begin EXERCISE DATA

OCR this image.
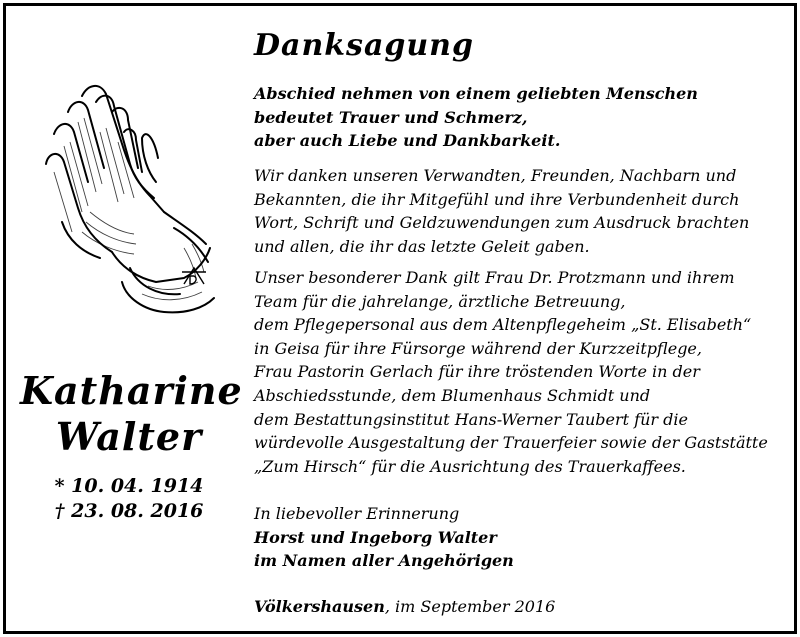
Katharine
Walter
* 10. 04. 1914
† 23. 08. 2016
Danksagung
Abschied nehmen von einem geliebten Menschen
bedeutet Trauer und Schmerz,
aber auch Liebe und Dankbarkeit.
Wir danken unseren Verwandten, Freunden, Nachbarn und
Bekannten, die ihr Mitgefühl und ihre Verbundenheit durch
Wort, Schrift und Geldzuwendungen zum Ausdruck brachten
und allen, die ihr das letzte Geleit gaben.
Unser besonderer Dank gilt Frau Dr. Protzmann und ihrem
Team für die jahrelange, ärztliche Betreuung,
dem Pflegepersonal aus dem Altenpflegeheim „St. Elisabeth“
in Geisa für ihre Fürsorge während der Kurzzeitpflege,
Frau Pastorin Gerlach für ihre tröstenden Worte in der
Abschiedsstunde, dem Blumenhaus Schmidt und
dem Bestattungsinstitut Hans-Werner Taubert für die
würdevolle Ausgestaltung der Trauerfeier sowie der Gaststätte
„Zum Hirsch“ für die Ausrichtung des Trauerkaffees.
In liebevoller Erinnerung
Horst und Ingeborg Walter
im Namen aller Angehörigen
Völkershausen, im September 2016
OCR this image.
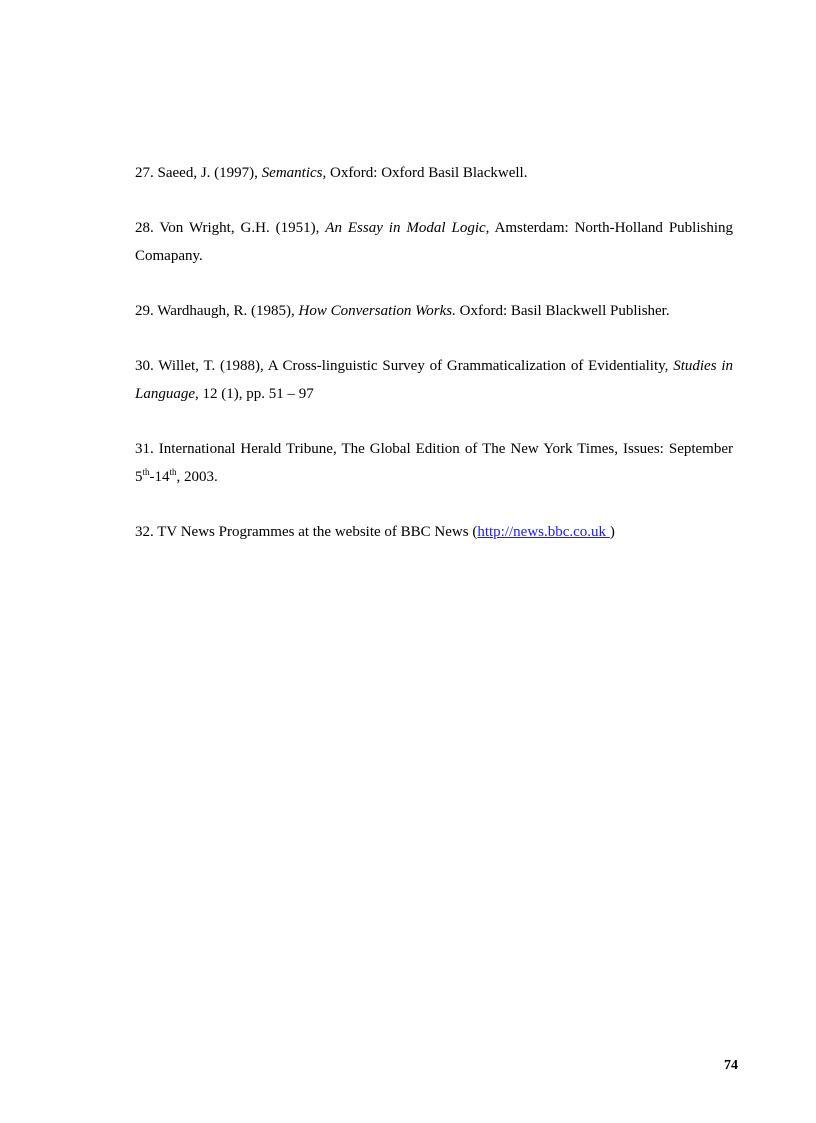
27. Saeed, J. (1997), Semantics, Oxford: Oxford Basil Blackwell.

28. Von Wright, G.H. (1951), An Essay in Modal Logic, Amsterdam: North-Holland Publishing Comapany.

29. Wardhaugh, R. (1985), How Conversation Works. Oxford: Basil Blackwell Publisher.

30. Willet, T. (1988), A Cross-linguistic Survey of Grammaticalization of Evidentiality, Studies in Language, 12 (1), pp. 51 – 97

31. International Herald Tribune, The Global Edition of The New York Times, Issues: September 5th-14th, 2003.

32. TV News Programmes at the website of BBC News (http://news.bbc.co.uk )

74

end EXERCISE DATA

WHAT TO DO: Each line in the listing above that contains "Basil" should be copied.

ANSWER TO THIS PROBLEM:
27. Saeed, J. (1997), Semantics, Oxford: Oxford Basil Blackwell.
29. Wardhaugh, R. (1985), How Conversation Works. Oxford: Basil Blackwell Publisher.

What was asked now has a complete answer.